TASK PROMPT:
Every line of the listing must be reproduced as it stands. Leave the images behind.

DATA ROWS:
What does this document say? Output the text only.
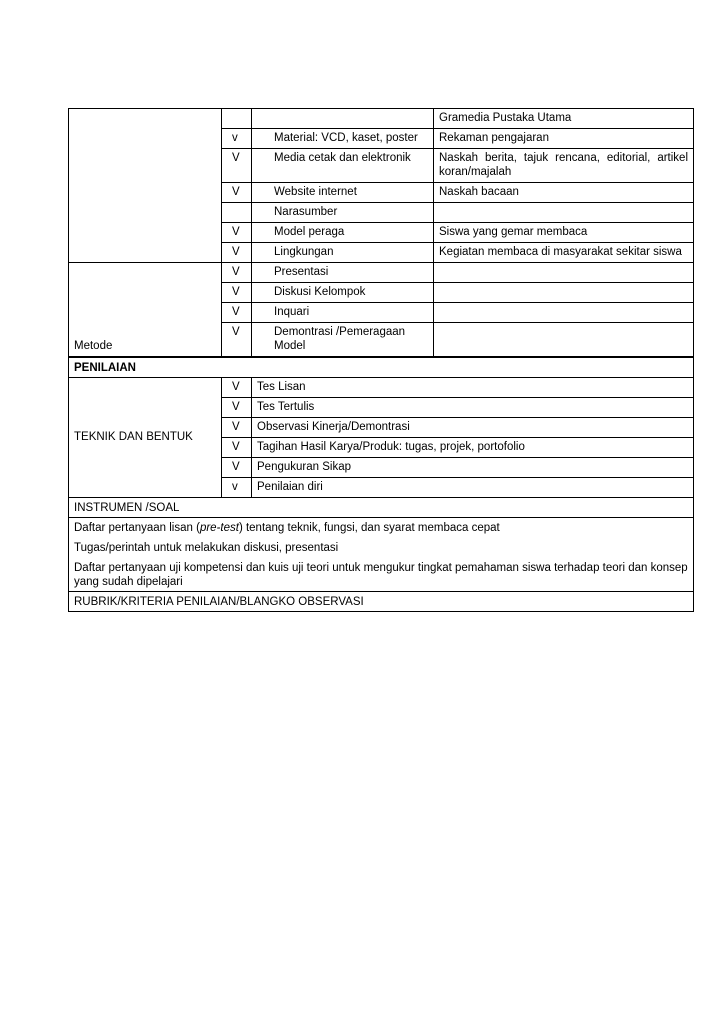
			Gramedia Pustaka Utama
	v	Material: VCD, kaset, poster	Rekaman pengajaran
	V	Media cetak dan elektronik	Naskah berita, tajuk rencana, editorial, artikel koran/majalah
	V	Website internet	Naskah bacaan
		Narasumber	
	V	Model peraga	Siswa yang gemar membaca
	V	Lingkungan	Kegiatan membaca di masyarakat sekitar siswa
Metode	V	Presentasi	
	V	Diskusi Kelompok	
	V	Inquari	
	V	Demontrasi /Pemeragaan Model	
PENILAIAN		
TEKNIK DAN BENTUK	V	Tes Lisan
	V	Tes Tertulis
	V	Observasi Kinerja/Demontrasi
	V	Tagihan Hasil Karya/Produk: tugas, projek, portofolio
	V	Pengukuran Sikap
	v	Penilaian diri
INSTRUMEN /SOAL		

Daftar pertanyaan lisan (pre-test) tentang teknik, fungsi, dan syarat membaca cepat
Tugas/perintah untuk melakukan diskusi, presentasi
Daftar pertanyaan uji kompetensi dan kuis uji teori untuk mengukur tingkat pemahaman siswa terhadap teori dan konsep yang sudah dipelajari		

RUBRIK/KRITERIA PENILAIAN/BLANGKO OBSERVASI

THE COMPLETED TASK:
What does this document say? Output the text only.
			Gramedia Pustaka Utama
	v	Material: VCD, kaset, poster	Rekaman pengajaran
	V	Media cetak dan elektronik	Naskah berita, tajuk rencana, editorial, artikel koran/majalah
	V	Website internet	Naskah bacaan
		Narasumber	
	V	Model peraga	Siswa yang gemar membaca
	V	Lingkungan	Kegiatan membaca di masyarakat sekitar siswa
Metode	V	Presentasi	
	V	Diskusi Kelompok	
	V	Inquari	
	V	Demontrasi /Pemeragaan Model	
PENILAIAN		
TEKNIK DAN BENTUK	V	Tes Lisan
	V	Tes Tertulis
	V	Observasi Kinerja/Demontrasi
	V	Tagihan Hasil Karya/Produk: tugas, projek, portofolio
	V	Pengukuran Sikap
	v	Penilaian diri
INSTRUMEN /SOAL		

Daftar pertanyaan lisan (pre-test) tentang teknik, fungsi, dan syarat membaca cepat
Tugas/perintah untuk melakukan diskusi, presentasi
Daftar pertanyaan uji kompetensi dan kuis uji teori untuk mengukur tingkat pemahaman siswa terhadap teori dan konsep yang sudah dipelajari		

RUBRIK/KRITERIA PENILAIAN/BLANGKO OBSERVASI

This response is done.